━━ EXCERPT

Graviton2 and Graviton3

Graviton2 and Graviton3


·December 4, 2021


> most workloads could actually run more efficiently if they had more memory bandwidth and lower latency access to memory

Turns out memory access speed is more or less the entire game for everything except scientific computing or insanely optimized code. In the real world, CPU frequency seems to matter much less than DRAM timings, for example, in everything but extremely well engineered games. It'll be interesting to learn (if we ever do) how much of the "real-world" 25% performance gain is solely due to DDR5.

I remember getting my AMD K8 Opteron around 2003 or 2004 with the first on-die memory controller. Absolutely demolished Intel chips at the time in non-synthetic benchmarks.


> everything except scientific computing or insanely optimized code

for insanely unoptimized code, such as accidentally ending up writing something compute intensive in pure python, its very plausible for it to be compute constrained -- but less because of the hardware and more because 99 %or 99.9% of the operations you're asking the cpu to perform are effectively waste.

━━━━

### WORK REQUIRED
Copy the Graviton2 and Graviton3 thread word for word, from start to finish.

━━ SUPPLIED MATERIAL

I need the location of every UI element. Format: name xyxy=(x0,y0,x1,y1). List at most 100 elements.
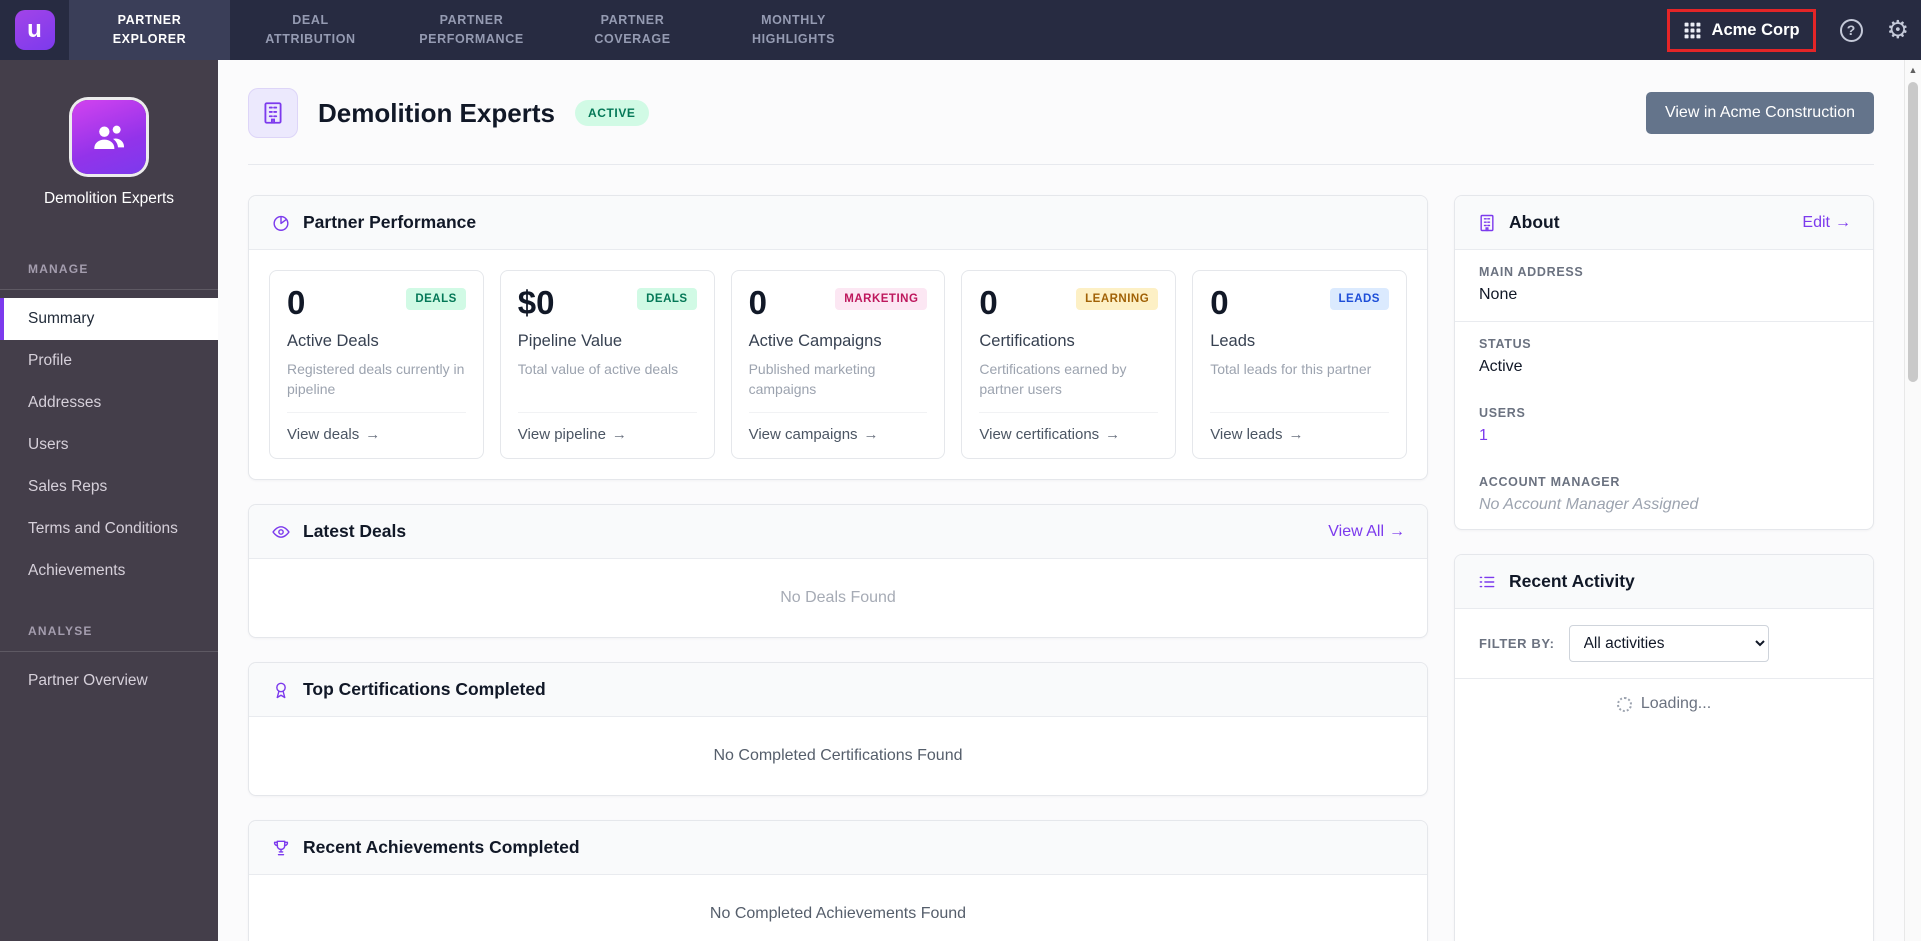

━━━━

### RESPONSE TO THIS EXERCISE
Graviton2 and Graviton3

Graviton2 and Graviton3


·December 4, 2021


> most workloads could actually run more efficiently if they had more memory bandwidth and lower latency access to memory

Turns out memory access speed is more or less the entire game for everything except scientific computing or insanely optimized code. In the real world, CPU frequency seems to matter much less than DRAM timings, for example, in everything but extremely well engineered games. It'll be interesting to learn (if we ever do) how much of the "real-world" 25% performance gain is solely due to DDR5.

I remember getting my AMD K8 Opteron around 2003 or 2004 with the first on-die memory controller. Absolutely demolished Intel chips at the time in non-synthetic benchmarks.


> everything except scientific computing or insanely optimized code

for insanely unoptimized code, such as accidentally ending up writing something compute intensive in pure python, its very plausible for it to be compute constrained -- but less because of the hardware and more because 99 %or 99.9% of the operations you're asking the cpu to perform are effectively waste.